### [Problem description]
Below is a block of records; repeat all of them exactly.

※

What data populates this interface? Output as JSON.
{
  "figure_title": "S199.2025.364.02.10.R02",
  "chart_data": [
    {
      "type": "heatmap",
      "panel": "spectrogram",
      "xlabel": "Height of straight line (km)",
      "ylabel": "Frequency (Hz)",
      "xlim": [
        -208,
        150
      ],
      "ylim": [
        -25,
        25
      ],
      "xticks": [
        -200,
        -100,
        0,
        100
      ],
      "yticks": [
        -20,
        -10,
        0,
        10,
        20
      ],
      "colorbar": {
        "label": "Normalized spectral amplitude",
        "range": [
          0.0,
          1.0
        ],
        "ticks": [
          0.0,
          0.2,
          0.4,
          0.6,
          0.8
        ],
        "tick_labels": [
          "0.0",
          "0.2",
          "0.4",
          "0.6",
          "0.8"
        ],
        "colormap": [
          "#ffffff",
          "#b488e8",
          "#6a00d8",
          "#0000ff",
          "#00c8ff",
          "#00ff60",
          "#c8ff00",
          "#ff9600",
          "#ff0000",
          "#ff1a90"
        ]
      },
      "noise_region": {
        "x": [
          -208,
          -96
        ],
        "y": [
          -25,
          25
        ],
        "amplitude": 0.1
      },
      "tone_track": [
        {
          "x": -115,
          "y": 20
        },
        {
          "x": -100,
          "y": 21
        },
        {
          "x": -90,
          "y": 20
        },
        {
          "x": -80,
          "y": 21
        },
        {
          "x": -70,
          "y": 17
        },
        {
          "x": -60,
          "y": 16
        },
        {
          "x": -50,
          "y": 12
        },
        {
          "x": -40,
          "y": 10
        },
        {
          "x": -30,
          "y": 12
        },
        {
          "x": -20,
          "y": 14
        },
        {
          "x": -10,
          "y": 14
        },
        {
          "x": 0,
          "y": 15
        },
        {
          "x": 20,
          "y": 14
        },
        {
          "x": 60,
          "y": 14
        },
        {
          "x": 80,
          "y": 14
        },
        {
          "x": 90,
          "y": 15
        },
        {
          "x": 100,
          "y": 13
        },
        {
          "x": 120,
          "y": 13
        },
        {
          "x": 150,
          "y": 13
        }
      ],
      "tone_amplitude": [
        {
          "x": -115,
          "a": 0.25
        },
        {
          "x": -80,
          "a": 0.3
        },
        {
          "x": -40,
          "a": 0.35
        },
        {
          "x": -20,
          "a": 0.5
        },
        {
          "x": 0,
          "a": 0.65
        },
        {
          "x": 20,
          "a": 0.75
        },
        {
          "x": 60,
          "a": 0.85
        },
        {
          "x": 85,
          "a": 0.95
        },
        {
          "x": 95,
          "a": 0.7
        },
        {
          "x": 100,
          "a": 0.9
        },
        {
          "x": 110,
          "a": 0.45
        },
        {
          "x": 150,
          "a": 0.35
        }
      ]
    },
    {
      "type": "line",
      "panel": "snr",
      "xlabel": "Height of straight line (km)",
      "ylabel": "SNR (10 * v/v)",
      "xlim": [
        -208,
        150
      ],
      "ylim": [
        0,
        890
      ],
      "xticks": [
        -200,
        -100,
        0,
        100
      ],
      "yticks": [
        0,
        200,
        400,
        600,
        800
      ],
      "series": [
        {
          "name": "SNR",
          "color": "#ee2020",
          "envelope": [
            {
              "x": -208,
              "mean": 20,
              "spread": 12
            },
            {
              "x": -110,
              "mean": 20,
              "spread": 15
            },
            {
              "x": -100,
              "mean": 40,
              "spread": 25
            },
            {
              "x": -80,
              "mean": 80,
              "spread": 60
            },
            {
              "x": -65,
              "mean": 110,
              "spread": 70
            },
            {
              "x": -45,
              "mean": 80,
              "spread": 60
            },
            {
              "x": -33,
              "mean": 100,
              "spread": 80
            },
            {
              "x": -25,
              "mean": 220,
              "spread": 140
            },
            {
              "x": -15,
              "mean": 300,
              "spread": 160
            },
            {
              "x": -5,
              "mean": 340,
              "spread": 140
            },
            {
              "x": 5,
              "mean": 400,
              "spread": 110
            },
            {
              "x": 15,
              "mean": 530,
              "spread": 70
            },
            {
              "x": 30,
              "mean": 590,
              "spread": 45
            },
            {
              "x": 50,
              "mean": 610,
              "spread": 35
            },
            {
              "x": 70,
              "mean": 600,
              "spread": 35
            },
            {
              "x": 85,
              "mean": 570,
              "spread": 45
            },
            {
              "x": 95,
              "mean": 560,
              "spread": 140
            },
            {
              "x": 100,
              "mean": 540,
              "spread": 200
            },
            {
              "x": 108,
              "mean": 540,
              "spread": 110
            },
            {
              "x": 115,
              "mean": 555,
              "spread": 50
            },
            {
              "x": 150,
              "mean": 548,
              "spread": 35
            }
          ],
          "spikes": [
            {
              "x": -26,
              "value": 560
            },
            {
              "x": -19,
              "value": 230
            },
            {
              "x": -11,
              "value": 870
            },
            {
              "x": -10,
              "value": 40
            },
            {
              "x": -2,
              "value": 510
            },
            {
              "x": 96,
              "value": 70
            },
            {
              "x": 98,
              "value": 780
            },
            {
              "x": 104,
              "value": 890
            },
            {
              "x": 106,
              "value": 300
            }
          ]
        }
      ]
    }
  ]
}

※

### [Right answer]
What data populates this interface? Output as JSON.
{
  "figure_title": "S199.2025.364.02.10.R02",
  "chart_data": [
    {
      "type": "heatmap",
      "panel": "spectrogram",
      "xlabel": "Height of straight line (km)",
      "ylabel": "Frequency (Hz)",
      "xlim": [
        -208,
        150
      ],
      "ylim": [
        -25,
        25
      ],
      "xticks": [
        -200,
        -100,
        0,
        100
      ],
      "yticks": [
        -20,
        -10,
        0,
        10,
        20
      ],
      "colorbar": {
        "label": "Normalized spectral amplitude",
        "range": [
          0.0,
          1.0
        ],
        "ticks": [
          0.0,
          0.2,
          0.4,
          0.6,
          0.8
        ],
        "tick_labels": [
          "0.0",
          "0.2",
          "0.4",
          "0.6",
          "0.8"
        ],
        "colormap": [
          "#ffffff",
          "#b488e8",
          "#6a00d8",
          "#0000ff",
          "#00c8ff",
          "#00ff60",
          "#c8ff00",
          "#ff9600",
          "#ff0000",
          "#ff1a90"
        ]
      },
      "noise_region": {
        "x": [
          -208,
          -96
        ],
        "y": [
          -25,
          25
        ],
        "amplitude": 0.1
      },
      "tone_track": [
        {
          "x": -115,
          "y": 20
        },
        {
          "x": -100,
          "y": 21
        },
        {
          "x": -90,
          "y": 20
        },
        {
          "x": -80,
          "y": 21
        },
        {
          "x": -70,
          "y": 17
        },
        {
          "x": -60,
          "y": 16
        },
        {
          "x": -50,
          "y": 12
        },
        {
          "x": -40,
          "y": 10
        },
        {
          "x": -30,
          "y": 12
        },
        {
          "x": -20,
          "y": 14
        },
        {
          "x": -10,
          "y": 14
        },
        {
          "x": 0,
          "y": 15
        },
        {
          "x": 20,
          "y": 14
        },
        {
          "x": 60,
          "y": 14
        },
        {
          "x": 80,
          "y": 14
        },
        {
          "x": 90,
          "y": 15
        },
        {
          "x": 100,
          "y": 13
        },
        {
          "x": 120,
          "y": 13
        },
        {
          "x": 150,
          "y": 13
        }
      ],
      "tone_amplitude": [
        {
          "x": -115,
          "a": 0.25
        },
        {
          "x": -80,
          "a": 0.3
        },
        {
          "x": -40,
          "a": 0.35
        },
        {
          "x": -20,
          "a": 0.5
        },
        {
          "x": 0,
          "a": 0.65
        },
        {
          "x": 20,
          "a": 0.75
        },
        {
          "x": 60,
          "a": 0.85
        },
        {
          "x": 85,
          "a": 0.95
        },
        {
          "x": 95,
          "a": 0.7
        },
        {
          "x": 100,
          "a": 0.9
        },
        {
          "x": 110,
          "a": 0.45
        },
        {
          "x": 150,
          "a": 0.35
        }
      ]
    },
    {
      "type": "line",
      "panel": "snr",
      "xlabel": "Height of straight line (km)",
      "ylabel": "SNR (10 * v/v)",
      "xlim": [
        -208,
        150
      ],
      "ylim": [
        0,
        890
      ],
      "xticks": [
        -200,
        -100,
        0,
        100
      ],
      "yticks": [
        0,
        200,
        400,
        600,
        800
      ],
      "series": [
        {
          "name": "SNR",
          "color": "#ee2020",
          "envelope": [
            {
              "x": -208,
              "mean": 20,
              "spread": 12
            },
            {
              "x": -110,
              "mean": 20,
              "spread": 15
            },
            {
              "x": -100,
              "mean": 40,
              "spread": 25
            },
            {
              "x": -80,
              "mean": 80,
              "spread": 60
            },
            {
              "x": -65,
              "mean": 110,
              "spread": 70
            },
            {
              "x": -45,
              "mean": 80,
              "spread": 60
            },
            {
              "x": -33,
              "mean": 100,
              "spread": 80
            },
            {
              "x": -25,
              "mean": 220,
              "spread": 140
            },
            {
              "x": -15,
              "mean": 300,
              "spread": 160
            },
            {
              "x": -5,
              "mean": 340,
              "spread": 140
            },
            {
              "x": 5,
              "mean": 400,
              "spread": 110
            },
            {
              "x": 15,
              "mean": 530,
              "spread": 70
            },
            {
              "x": 30,
              "mean": 590,
              "spread": 45
            },
            {
              "x": 50,
              "mean": 610,
              "spread": 35
            },
            {
              "x": 70,
              "mean": 600,
              "spread": 35
            },
            {
              "x": 85,
              "mean": 570,
              "spread": 45
            },
            {
              "x": 95,
              "mean": 560,
              "spread": 140
            },
            {
              "x": 100,
              "mean": 540,
              "spread": 200
            },
            {
              "x": 108,
              "mean": 540,
              "spread": 110
            },
            {
              "x": 115,
              "mean": 555,
              "spread": 50
            },
            {
              "x": 150,
              "mean": 548,
              "spread": 35
            }
          ],
          "spikes": [
            {
              "x": -26,
              "value": 560
            },
            {
              "x": -19,
              "value": 230
            },
            {
              "x": -11,
              "value": 870
            },
            {
              "x": -10,
              "value": 40
            },
            {
              "x": -2,
              "value": 510
            },
            {
              "x": 96,
              "value": 70
            },
            {
              "x": 98,
              "value": 780
            },
            {
              "x": 104,
              "value": 890
            },
            {
              "x": 106,
              "value": 300
            }
          ]
        }
      ]
    }
  ]
}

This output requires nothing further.